• [The exercise] Pull out every line below holding the word "your".

(Saved data entries)
□ □ □ □ □

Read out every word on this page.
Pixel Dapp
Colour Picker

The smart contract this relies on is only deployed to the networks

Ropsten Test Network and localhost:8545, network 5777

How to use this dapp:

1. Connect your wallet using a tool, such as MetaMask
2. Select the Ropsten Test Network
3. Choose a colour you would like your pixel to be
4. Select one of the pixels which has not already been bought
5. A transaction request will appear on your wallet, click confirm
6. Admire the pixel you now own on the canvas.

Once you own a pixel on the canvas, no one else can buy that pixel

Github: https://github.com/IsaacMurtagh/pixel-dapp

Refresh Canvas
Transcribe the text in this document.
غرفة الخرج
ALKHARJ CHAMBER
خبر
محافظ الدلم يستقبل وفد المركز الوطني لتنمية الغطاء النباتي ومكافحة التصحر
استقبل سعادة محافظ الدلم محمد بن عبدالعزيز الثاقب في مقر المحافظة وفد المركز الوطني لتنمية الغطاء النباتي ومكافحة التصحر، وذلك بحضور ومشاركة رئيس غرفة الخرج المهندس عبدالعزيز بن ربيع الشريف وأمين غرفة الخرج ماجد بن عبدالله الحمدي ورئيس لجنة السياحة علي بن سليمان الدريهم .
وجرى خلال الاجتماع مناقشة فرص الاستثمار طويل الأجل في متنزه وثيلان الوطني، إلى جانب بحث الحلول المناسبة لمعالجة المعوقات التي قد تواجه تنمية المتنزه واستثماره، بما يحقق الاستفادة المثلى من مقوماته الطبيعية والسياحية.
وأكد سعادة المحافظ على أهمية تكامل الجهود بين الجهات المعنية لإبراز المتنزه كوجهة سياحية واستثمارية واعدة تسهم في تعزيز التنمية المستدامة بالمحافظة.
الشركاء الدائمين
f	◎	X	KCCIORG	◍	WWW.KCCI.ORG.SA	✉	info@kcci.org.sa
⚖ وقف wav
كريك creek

□ □ □ □ □

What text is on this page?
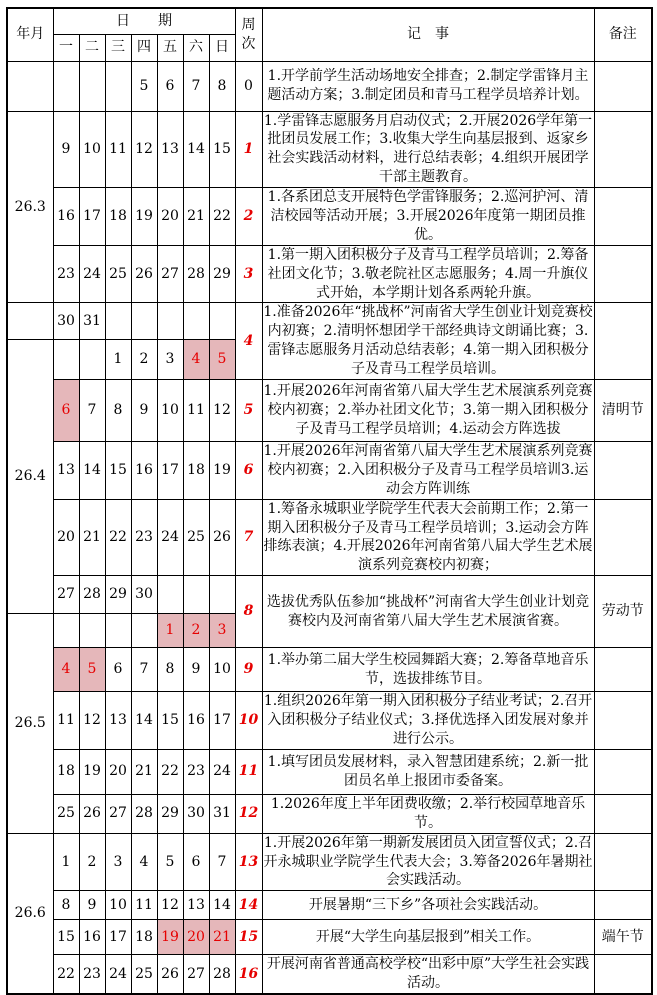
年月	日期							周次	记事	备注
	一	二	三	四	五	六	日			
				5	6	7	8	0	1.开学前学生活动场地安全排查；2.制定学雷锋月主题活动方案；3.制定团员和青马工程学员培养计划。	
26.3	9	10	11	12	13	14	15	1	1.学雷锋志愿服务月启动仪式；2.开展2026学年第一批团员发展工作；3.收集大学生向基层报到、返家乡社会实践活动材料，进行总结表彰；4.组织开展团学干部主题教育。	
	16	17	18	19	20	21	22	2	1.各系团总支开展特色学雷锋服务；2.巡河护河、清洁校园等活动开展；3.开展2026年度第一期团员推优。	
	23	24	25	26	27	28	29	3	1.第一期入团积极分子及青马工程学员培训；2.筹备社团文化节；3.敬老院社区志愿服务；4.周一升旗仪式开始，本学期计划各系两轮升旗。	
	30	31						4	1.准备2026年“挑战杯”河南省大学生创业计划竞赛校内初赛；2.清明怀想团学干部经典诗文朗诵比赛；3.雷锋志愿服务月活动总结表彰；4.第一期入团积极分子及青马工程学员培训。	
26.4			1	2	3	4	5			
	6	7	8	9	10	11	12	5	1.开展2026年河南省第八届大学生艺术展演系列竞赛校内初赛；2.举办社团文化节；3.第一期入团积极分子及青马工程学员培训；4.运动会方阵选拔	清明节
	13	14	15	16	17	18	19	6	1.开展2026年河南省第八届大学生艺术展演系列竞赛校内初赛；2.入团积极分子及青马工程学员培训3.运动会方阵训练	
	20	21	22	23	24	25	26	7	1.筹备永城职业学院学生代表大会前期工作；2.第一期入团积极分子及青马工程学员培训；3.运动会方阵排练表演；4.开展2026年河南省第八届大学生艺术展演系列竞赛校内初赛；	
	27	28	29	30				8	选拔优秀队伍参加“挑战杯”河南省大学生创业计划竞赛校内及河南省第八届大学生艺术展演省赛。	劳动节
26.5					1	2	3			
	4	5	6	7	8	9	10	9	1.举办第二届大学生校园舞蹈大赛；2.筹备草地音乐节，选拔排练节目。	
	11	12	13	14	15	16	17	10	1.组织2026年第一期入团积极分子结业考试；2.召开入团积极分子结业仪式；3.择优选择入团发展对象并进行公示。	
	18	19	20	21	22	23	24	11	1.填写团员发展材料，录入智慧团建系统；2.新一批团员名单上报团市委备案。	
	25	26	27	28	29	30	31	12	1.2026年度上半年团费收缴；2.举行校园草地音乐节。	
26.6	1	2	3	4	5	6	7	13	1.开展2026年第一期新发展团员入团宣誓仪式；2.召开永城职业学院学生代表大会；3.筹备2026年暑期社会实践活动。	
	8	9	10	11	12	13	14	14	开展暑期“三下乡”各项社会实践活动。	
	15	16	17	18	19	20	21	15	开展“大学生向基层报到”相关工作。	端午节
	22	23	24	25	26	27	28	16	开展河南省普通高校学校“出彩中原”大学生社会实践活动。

□ □ □ □ □

• [Full answer]
1. Connect your wallet using a tool, such as MetaMask
3. Choose a colour you would like your pixel to be
5. A transaction request will appear on your wallet, click confirm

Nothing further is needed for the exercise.